Recopiez à l'identique, dans l'extrait du document, tout ce qui va de « Afrique de l'Ouest: Récusation » jusqu'à « 29 juin 2019. ».

▶ _EXTRAIT DU DOCUMENT_
══════

Afrique de l'Ouest: Récusation de Mahamadou Issoufou - Le Burkina osera-t-il se mettre à dos la CEDEAO ?

Mahamadou Issoufou, président du Niger et de la Cédéao depuis le 29 juin 2019.
analyse

Pour servir d'interface avec la transition au Burkina Faso, la Communauté économique des Etats de l'Afrique de l'Ouest (CEDEAO) a désigné Mahamadou Issoufou, à l'issue de son 6ème sommet extraordinaire, comme médiateur.

En rappel, l'organisation communautaire et la junte militaire au pouvoir s'opposent sur la durée de la transition mais sont toutes deux engagées à " poursuivre le dialogue en vue d'un retour à l'ordre constitutionnel dans les meilleurs délais ".

══════

▶ _DONNÉES FOURNIES_
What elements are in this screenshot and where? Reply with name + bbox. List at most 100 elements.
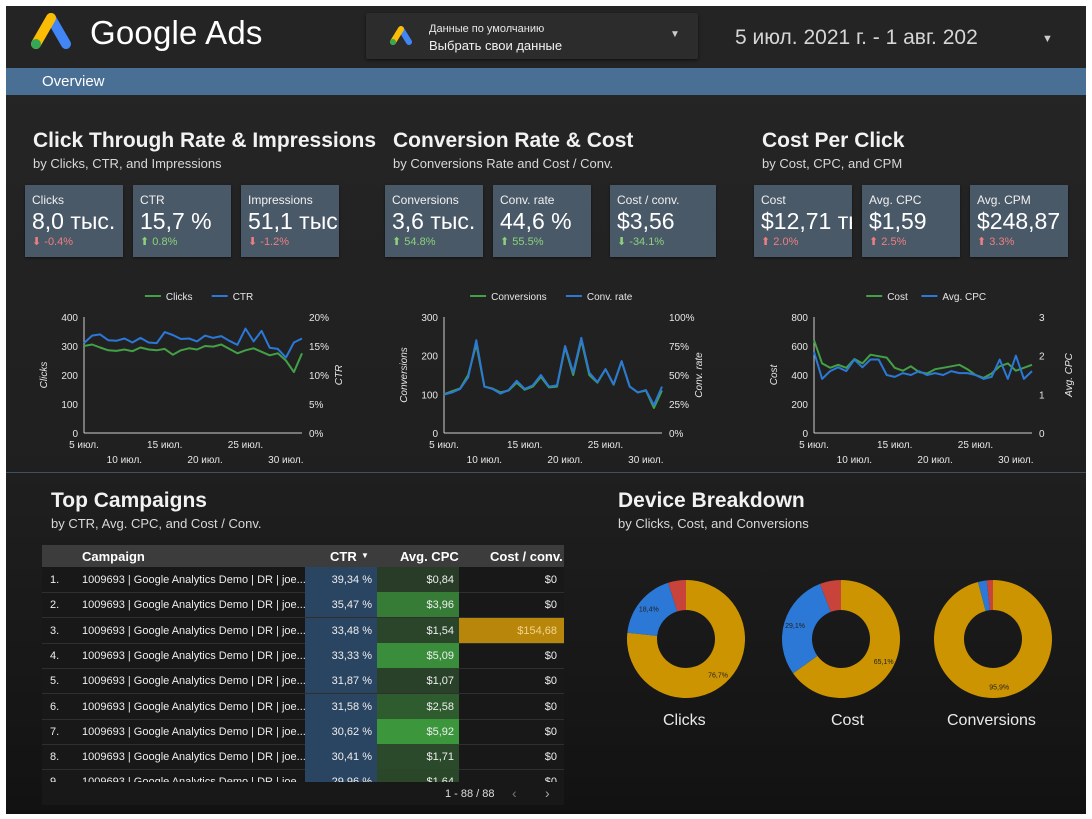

══════

▶ _SOLUTION RÉDIGÉE_
Afrique de l'Ouest: Récusation de Mahamadou Issoufou - Le Burkina osera-t-il se mettre à dos la CEDEAO ?

Mahamadou Issoufou, président du Niger et de la Cédéao depuis le 29 juin 2019.